**Written problem**
Each line of the listing that contains the word "praktikum" is to be copied.

**Recorded data**
++++++++++++++++++++
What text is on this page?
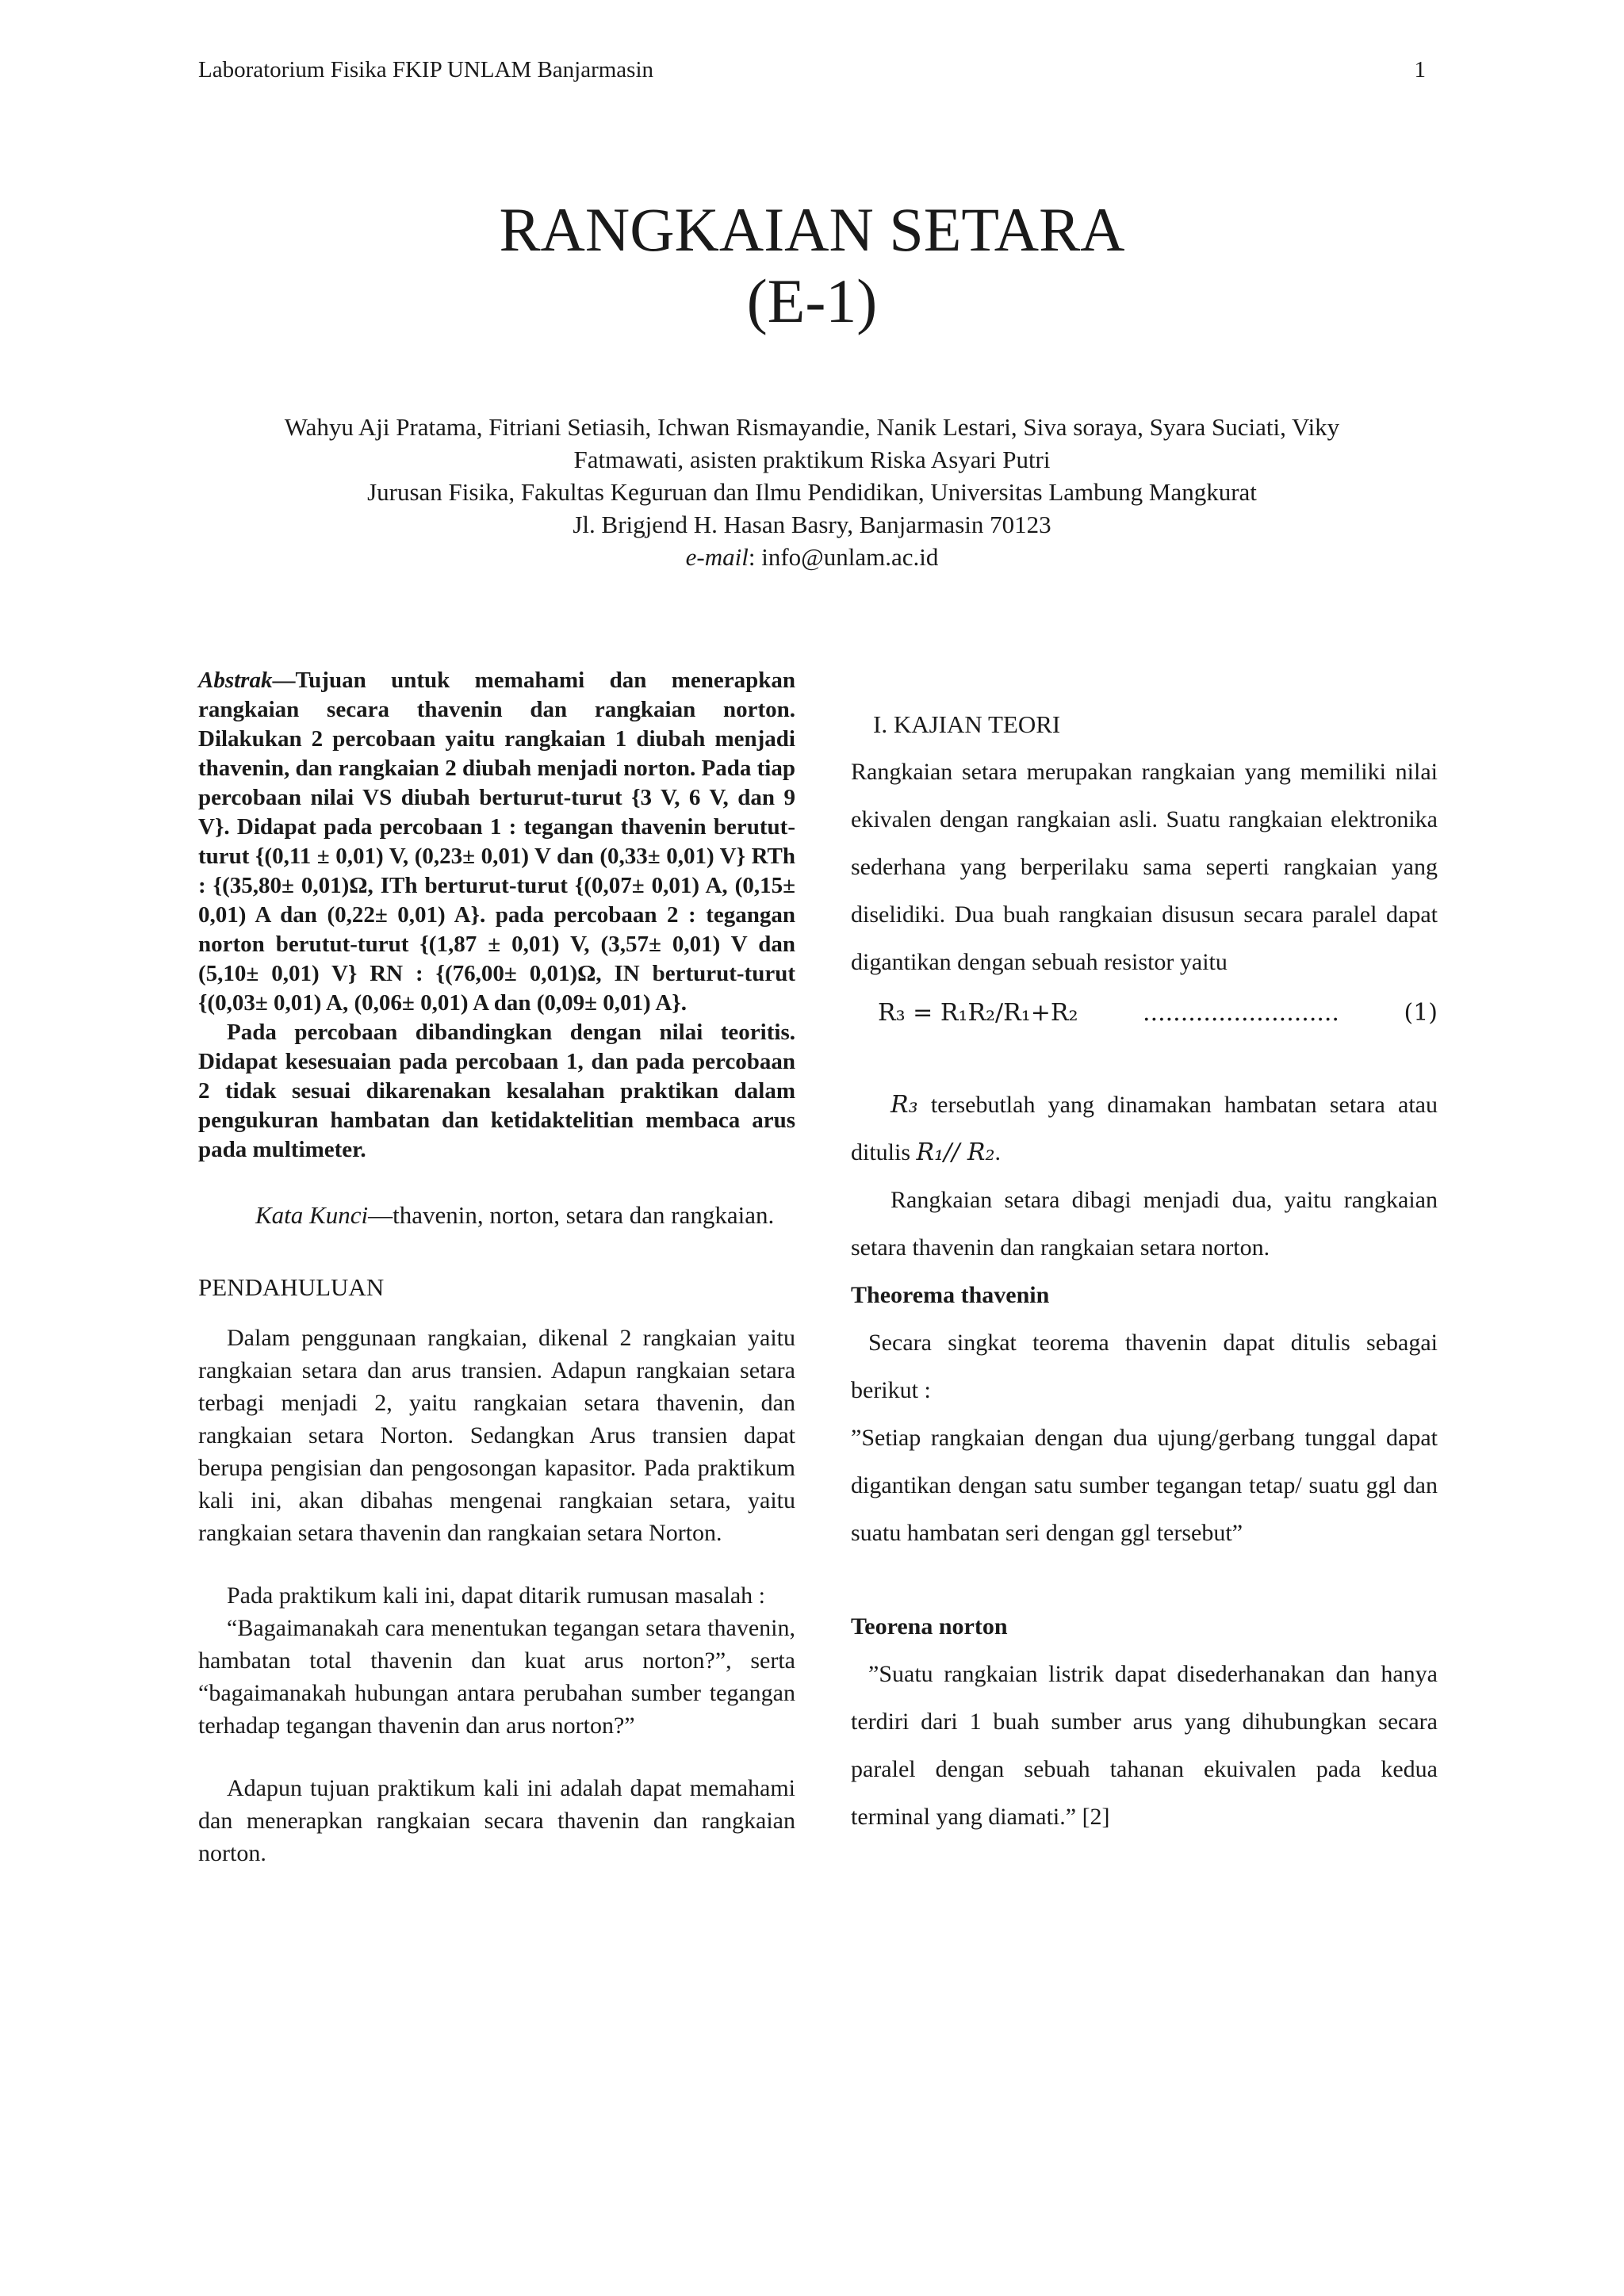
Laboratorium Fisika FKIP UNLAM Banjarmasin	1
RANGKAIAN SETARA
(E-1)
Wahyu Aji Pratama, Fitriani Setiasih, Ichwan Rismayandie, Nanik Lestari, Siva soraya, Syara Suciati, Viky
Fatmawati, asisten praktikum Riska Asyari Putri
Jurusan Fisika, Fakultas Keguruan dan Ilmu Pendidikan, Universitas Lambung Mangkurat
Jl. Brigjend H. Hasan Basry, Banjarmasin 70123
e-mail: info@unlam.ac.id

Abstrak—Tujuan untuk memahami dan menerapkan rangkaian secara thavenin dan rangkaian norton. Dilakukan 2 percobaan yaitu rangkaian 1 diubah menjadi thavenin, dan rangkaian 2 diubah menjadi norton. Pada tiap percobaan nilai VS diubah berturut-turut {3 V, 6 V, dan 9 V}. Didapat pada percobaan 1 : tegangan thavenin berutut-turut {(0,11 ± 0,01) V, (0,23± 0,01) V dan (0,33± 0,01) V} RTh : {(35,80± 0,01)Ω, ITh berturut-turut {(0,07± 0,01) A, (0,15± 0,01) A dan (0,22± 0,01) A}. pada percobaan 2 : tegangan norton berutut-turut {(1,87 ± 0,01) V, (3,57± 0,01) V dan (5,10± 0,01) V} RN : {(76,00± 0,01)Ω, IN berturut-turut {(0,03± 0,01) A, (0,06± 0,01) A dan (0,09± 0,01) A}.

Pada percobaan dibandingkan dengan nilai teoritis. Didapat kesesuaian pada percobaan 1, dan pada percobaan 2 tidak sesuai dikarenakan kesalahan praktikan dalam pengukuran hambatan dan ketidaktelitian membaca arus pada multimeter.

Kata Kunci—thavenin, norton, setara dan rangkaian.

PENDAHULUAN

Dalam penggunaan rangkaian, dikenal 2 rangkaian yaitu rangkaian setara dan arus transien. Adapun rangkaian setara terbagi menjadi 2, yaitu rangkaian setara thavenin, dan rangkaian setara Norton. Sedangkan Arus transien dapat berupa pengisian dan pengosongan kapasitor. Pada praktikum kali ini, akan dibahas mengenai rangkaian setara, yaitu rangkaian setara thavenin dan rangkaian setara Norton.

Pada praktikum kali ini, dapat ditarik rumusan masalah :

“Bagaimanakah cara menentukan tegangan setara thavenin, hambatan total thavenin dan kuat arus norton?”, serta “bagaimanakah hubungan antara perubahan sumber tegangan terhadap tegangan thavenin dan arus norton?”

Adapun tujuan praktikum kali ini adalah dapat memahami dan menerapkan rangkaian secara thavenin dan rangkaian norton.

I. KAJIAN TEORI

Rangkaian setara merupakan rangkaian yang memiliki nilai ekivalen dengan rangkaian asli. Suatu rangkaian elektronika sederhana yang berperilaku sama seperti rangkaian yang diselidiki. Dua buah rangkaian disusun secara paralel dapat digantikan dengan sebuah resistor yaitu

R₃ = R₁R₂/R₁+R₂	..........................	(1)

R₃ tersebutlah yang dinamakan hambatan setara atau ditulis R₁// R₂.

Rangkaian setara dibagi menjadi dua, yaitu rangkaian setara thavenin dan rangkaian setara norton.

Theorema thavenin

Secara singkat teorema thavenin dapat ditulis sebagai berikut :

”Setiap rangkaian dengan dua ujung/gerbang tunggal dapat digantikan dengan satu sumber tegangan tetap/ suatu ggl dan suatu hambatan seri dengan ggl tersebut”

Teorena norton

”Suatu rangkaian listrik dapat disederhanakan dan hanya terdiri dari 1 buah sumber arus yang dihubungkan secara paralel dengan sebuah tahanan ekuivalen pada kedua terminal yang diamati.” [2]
++++++++++++++++++++
**Written answer**
Fatmawati, asisten praktikum Riska Asyari Putri
Dalam penggunaan rangkaian, dikenal 2 rangkaian yaitu rangkaian setara dan arus transien. Adapun rangkaian setara terbagi menjadi 2, yaitu rangkaian setara thavenin, dan rangkaian setara Norton. Sedangkan Arus transien dapat berupa pengisian dan pengosongan kapasitor. Pada praktikum kali ini, akan dibahas mengenai rangkaian setara, yaitu rangkaian setara thavenin dan rangkaian setara Norton.
Pada praktikum kali ini, dapat ditarik rumusan masalah :
Adapun tujuan praktikum kali ini adalah dapat memahami dan menerapkan rangkaian secara thavenin dan rangkaian norton.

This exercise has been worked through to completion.